◆ **Set of tasks**
**1.** Using the court excerpt below, decide whether each statement agrees with it: (a) the defendants say Johnson Corrugated agreed to guarantee USSI's debts up to $500,000 if necessary; (b) Johnson Corrugated was to buy one-half of USSI's stock; (c) the guaranty Witkowski gave for Johnson Corrugated was limited. Give yes or no for each, followed by the deciding words of the excerpt, quoted exactly.
**2.** According to the court excerpt below, on what date did counsel for the defendants tell the SBA that Johnson Corrugated could not guarantee the obligations of USSI or the defendants?
**3.** Continue the court excerpt about Johnson Corrugated's guaranty, beginning right after its last sentence.

◆ **Extract**
Obviously, as in this case, fiduciary duties as directors and officers and as trustees can be interrelated. "Where a trustee of shares of a corporation is also an officer or director of the corporation, and by a breach of his duty to the corporation as such officer or director he causes a loss to the corporation, thus causing to depreciate in value the shares that he holds in trust, the question arises whether he is liable to the beneficiaries of the trust for the depreciation of the shares. If the trustee makes good to the corporation the loss caused to it, there is no impairment in the value of the shares and no liability to the beneficiaries of the trust." 3 Scott, Trusts Section 193, at 144. In the absence of an allegation of a breach of fiduciary duty in their capacities as trustees only, we can therefore focus on the defendants' actions in their capacity as officers and directors of Johnson Corrugated.
b. Johnson Corrugated as guarantor. The unlimited guaranty given by Witkowski on behalf of Johnson Corrugated for the USSI venture was made without authority; it also benefited the defendants while providing comparatively little benefit to the corporation. At the November 18, 1982, meeting of the board at which the decision was made that Johnson Corrugated would purchase one-fourth of the stock of USSI, there was also, according to the defendants, an agreement by Johnson Corrugated that, "if necessary," it would
guarantee the debts of USSI up to $500,000. [Note 13] When the SBA indicated that it would not provide financing without a guaranty from Johnson Corrugated, counsel for the defendants, on December 17, 1982, informed the SBA that Johnson Corrugated could not guarantee the obligations of USSI or the defendants to the SBA. [Note 14] At trial and in their brief on
appeal the defendants have asserted that "Johnson Corrugated could not guarantee SBA loans to USSI where Johnson Corrugated would derive no benefit. The letter was premised on Johnson Corrugated not being a USSI shareholder.

◆ **Records from a data collection**
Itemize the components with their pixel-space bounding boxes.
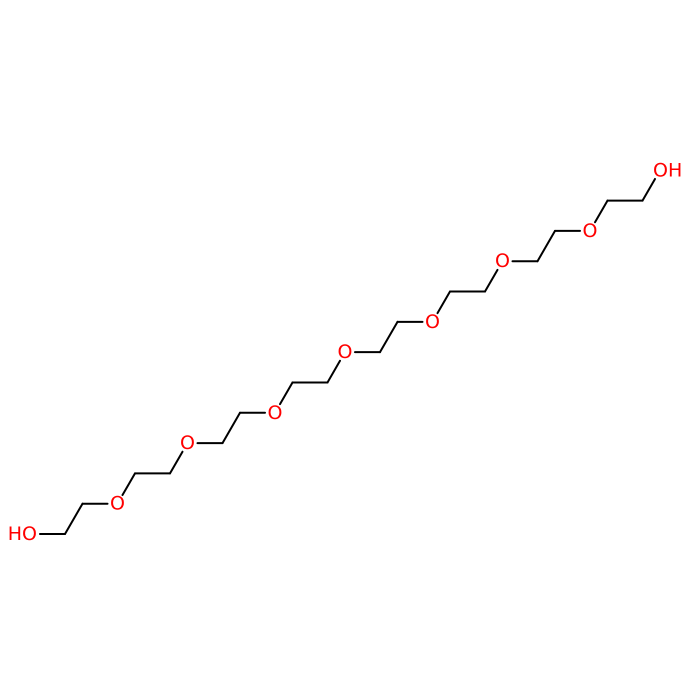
bond: [594, 199, 609, 224]
bond: [641, 177, 656, 202]
bond: [279, 381, 294, 406]
bond: [484, 268, 499, 293]
bond: [379, 320, 399, 354]
oxygen-label: O: [338, 341, 353, 363]
oxygen-label: O: [495, 250, 510, 272]
oxygen-label: O: [268, 402, 283, 424]
bond: [326, 359, 341, 384]
bond: [169, 450, 184, 475]
hydroxyl-label: OH: [653, 159, 682, 181]
oxygen-label: O: [425, 311, 440, 333]
oxygen-label: O: [110, 493, 125, 515]
atom-labels: HO O O O O O O O OH: [8, 159, 683, 545]
bond: [536, 229, 556, 263]
bond: [64, 502, 84, 535]
hydroxyl-label: HO: [8, 523, 37, 545]
bonds: [39, 177, 656, 535]
oxygen-label: O: [583, 220, 598, 242]
bond: [121, 472, 136, 497]
oxygen-label: O: [180, 432, 195, 454]
bond: [436, 290, 451, 315]
bond: [221, 411, 241, 445]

◆ **Final results**
**1.**
(a) Yes: "there was also, according to the defendants, an agreement by Johnson Corrugated that, "if necessary," it would guarantee the debts of USSI up to $500,000."
(b) No: "Johnson Corrugated would purchase one-fourth of the stock of USSI"
(c) No: "The unlimited guaranty given by Witkowski on behalf of Johnson Corrugated"

**2.** December 17, 1982.

**3.**
. . . Johnson Corrugated's guaranty was appropriate as and when it became a shareholder." [Note 15] Even assuming the defendants' characterization of the letter is accurate, [Note 16] there was never approval by the Johnson Corrugated board for the unlimited guaranty which Witkowski signed on behalf of Johnson Corrugated in March of 1983. [Note 17] The defendants had no authority to bind the corporation to such a guaranty. There was no evidence of express authority by the board to guarantee any amount over $500,000, and the inherent authority of corporate officers in Massachusetts is extremely limited. See Kelly v. Citizens Fin. Co., 306 Mass. 531 , 532-533 (1940); Lucey v. Hero Intl. Corp., 361 Mass. 569 , 572-573 (1972). A corporate president's inherent power to act on behalf of a corporation is not increased because he holds a majority of the voting stock in the corporation. Stoneman v. Fox Film Corp., 295 Mass. 419 , 425 (1936). Nor as officers did the defendants have the implied authority to execute such an agreement. See Sherman v. Fitch, 98 Mass. 59 , 64 (1867); M. McDonough Corp. v. Connolly, 313 Mass. 62 , 65-67
(1943). Further, there can be no doubt that the defendants who had executed personal guaranties benefited from the unlimited guaranty because it kept USSI from failing and going bankrupt.
There are also issues of fiduciary duties in the PPB guaranty. Johnson Corrugated gave a guaranty of the bank loan used to finance the acquisition of the USSI assets by PPB, and in the process all prior guaranties (most notably, those of the defendants) were cancelled. The defendants clearly derived personal benefit from the PPB acquisition when it paid off debts of an insolvent company for which they were personally liable as guarantors. Johnson Corrugated was required to guarantee the new acquisition debt of $665,956, but the defendants were not.
The defendants' argument that, since their original personal liability was contingent and the loans were never called by the bank, and since their personal beneficial ownership in USSI was greatly reduced [Note 18] and their unsecured loans to USSI were wiped out by the PPB deal, they did not receive any benefit, is without merit. They were off the hook on the personal guaranties. The bank did not need to act on the defendants' guaranties because it was given a better substitute guaranty by Johnson Corrugated. Further, that the defendants lost the money they put into the USSI venture does not negate the benefit they received by having their guaranties canceled.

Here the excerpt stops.